— start of DATA RECORDS —
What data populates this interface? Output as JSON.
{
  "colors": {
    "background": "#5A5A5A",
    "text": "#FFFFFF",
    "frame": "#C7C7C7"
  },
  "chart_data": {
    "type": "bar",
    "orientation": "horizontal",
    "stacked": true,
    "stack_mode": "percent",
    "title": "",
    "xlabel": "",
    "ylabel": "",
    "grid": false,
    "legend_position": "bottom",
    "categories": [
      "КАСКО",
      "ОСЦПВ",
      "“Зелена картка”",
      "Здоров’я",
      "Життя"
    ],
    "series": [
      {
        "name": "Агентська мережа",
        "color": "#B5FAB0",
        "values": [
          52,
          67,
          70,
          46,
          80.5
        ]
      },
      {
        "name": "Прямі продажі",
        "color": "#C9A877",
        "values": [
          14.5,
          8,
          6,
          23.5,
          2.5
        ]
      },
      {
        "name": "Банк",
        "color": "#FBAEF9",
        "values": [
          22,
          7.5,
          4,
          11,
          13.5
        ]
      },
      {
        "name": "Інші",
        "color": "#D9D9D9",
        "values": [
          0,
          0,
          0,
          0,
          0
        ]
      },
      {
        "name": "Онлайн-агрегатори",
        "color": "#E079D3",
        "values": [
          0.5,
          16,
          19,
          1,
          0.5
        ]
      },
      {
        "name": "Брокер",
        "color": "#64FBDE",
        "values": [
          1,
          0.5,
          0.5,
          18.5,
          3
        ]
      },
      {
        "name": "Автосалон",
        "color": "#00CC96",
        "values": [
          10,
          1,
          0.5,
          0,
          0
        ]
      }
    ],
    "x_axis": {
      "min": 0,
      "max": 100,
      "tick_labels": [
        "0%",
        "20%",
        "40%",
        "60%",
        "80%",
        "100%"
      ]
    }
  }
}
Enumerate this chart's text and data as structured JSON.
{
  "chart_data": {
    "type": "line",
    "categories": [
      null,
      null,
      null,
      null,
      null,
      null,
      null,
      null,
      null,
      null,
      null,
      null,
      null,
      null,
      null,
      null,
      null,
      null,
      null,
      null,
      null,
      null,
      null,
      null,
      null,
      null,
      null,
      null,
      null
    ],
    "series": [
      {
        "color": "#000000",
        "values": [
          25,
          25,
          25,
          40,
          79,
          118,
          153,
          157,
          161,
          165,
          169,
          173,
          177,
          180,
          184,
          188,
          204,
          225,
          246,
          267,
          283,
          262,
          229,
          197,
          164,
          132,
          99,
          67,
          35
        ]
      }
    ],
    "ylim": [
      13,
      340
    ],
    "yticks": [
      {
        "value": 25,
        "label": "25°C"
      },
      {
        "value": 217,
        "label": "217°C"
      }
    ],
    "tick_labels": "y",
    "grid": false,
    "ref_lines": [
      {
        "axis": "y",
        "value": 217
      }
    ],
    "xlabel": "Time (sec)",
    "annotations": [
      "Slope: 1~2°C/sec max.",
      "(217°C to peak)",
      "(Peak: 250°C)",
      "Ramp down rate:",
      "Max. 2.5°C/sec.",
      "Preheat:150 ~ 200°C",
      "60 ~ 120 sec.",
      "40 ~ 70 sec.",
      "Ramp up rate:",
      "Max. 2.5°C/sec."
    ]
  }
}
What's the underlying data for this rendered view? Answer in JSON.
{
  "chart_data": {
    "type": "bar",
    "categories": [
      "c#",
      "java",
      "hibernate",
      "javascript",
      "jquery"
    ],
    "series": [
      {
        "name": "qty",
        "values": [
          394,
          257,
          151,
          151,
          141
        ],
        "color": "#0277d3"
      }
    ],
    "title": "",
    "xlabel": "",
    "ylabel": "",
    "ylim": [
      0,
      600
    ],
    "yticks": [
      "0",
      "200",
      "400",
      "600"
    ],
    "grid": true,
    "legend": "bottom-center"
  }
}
— end of DATA RECORDS —
- DIRECTION
Give back each line above precisely as it stands.

- ANSWER FOR THE TASK
What data populates this interface? Output as JSON.
{
  "colors": {
    "background": "#5A5A5A",
    "text": "#FFFFFF",
    "frame": "#C7C7C7"
  },
  "chart_data": {
    "type": "bar",
    "orientation": "horizontal",
    "stacked": true,
    "stack_mode": "percent",
    "title": "",
    "xlabel": "",
    "ylabel": "",
    "grid": false,
    "legend_position": "bottom",
    "categories": [
      "КАСКО",
      "ОСЦПВ",
      "“Зелена картка”",
      "Здоров’я",
      "Життя"
    ],
    "series": [
      {
        "name": "Агентська мережа",
        "color": "#B5FAB0",
        "values": [
          52,
          67,
          70,
          46,
          80.5
        ]
      },
      {
        "name": "Прямі продажі",
        "color": "#C9A877",
        "values": [
          14.5,
          8,
          6,
          23.5,
          2.5
        ]
      },
      {
        "name": "Банк",
        "color": "#FBAEF9",
        "values": [
          22,
          7.5,
          4,
          11,
          13.5
        ]
      },
      {
        "name": "Інші",
        "color": "#D9D9D9",
        "values": [
          0,
          0,
          0,
          0,
          0
        ]
      },
      {
        "name": "Онлайн-агрегатори",
        "color": "#E079D3",
        "values": [
          0.5,
          16,
          19,
          1,
          0.5
        ]
      },
      {
        "name": "Брокер",
        "color": "#64FBDE",
        "values": [
          1,
          0.5,
          0.5,
          18.5,
          3
        ]
      },
      {
        "name": "Автосалон",
        "color": "#00CC96",
        "values": [
          10,
          1,
          0.5,
          0,
          0
        ]
      }
    ],
    "x_axis": {
      "min": 0,
      "max": 100,
      "tick_labels": [
        "0%",
        "20%",
        "40%",
        "60%",
        "80%",
        "100%"
      ]
    }
  }
}
Enumerate this chart's text and data as structured JSON.
{
  "chart_data": {
    "type": "line",
    "categories": [
      null,
      null,
      null,
      null,
      null,
      null,
      null,
      null,
      null,
      null,
      null,
      null,
      null,
      null,
      null,
      null,
      null,
      null,
      null,
      null,
      null,
      null,
      null,
      null,
      null,
      null,
      null,
      null,
      null
    ],
    "series": [
      {
        "color": "#000000",
        "values": [
          25,
          25,
          25,
          40,
          79,
          118,
          153,
          157,
          161,
          165,
          169,
          173,
          177,
          180,
          184,
          188,
          204,
          225,
          246,
          267,
          283,
          262,
          229,
          197,
          164,
          132,
          99,
          67,
          35
        ]
      }
    ],
    "ylim": [
      13,
      340
    ],
    "yticks": [
      {
        "value": 25,
        "label": "25°C"
      },
      {
        "value": 217,
        "label": "217°C"
      }
    ],
    "tick_labels": "y",
    "grid": false,
    "ref_lines": [
      {
        "axis": "y",
        "value": 217
      }
    ],
    "xlabel": "Time (sec)",
    "annotations": [
      "Slope: 1~2°C/sec max.",
      "(217°C to peak)",
      "(Peak: 250°C)",
      "Ramp down rate:",
      "Max. 2.5°C/sec.",
      "Preheat:150 ~ 200°C",
      "60 ~ 120 sec.",
      "40 ~ 70 sec.",
      "Ramp up rate:",
      "Max. 2.5°C/sec."
    ]
  }
}
What's the underlying data for this rendered view? Answer in JSON.
{
  "chart_data": {
    "type": "bar",
    "categories": [
      "c#",
      "java",
      "hibernate",
      "javascript",
      "jquery"
    ],
    "series": [
      {
        "name": "qty",
        "values": [
          394,
          257,
          151,
          151,
          141
        ],
        "color": "#0277d3"
      }
    ],
    "title": "",
    "xlabel": "",
    "ylabel": "",
    "ylim": [
      0,
      600
    ],
    "yticks": [
      "0",
      "200",
      "400",
      "600"
    ],
    "grid": true,
    "legend": "bottom-center"
  }
}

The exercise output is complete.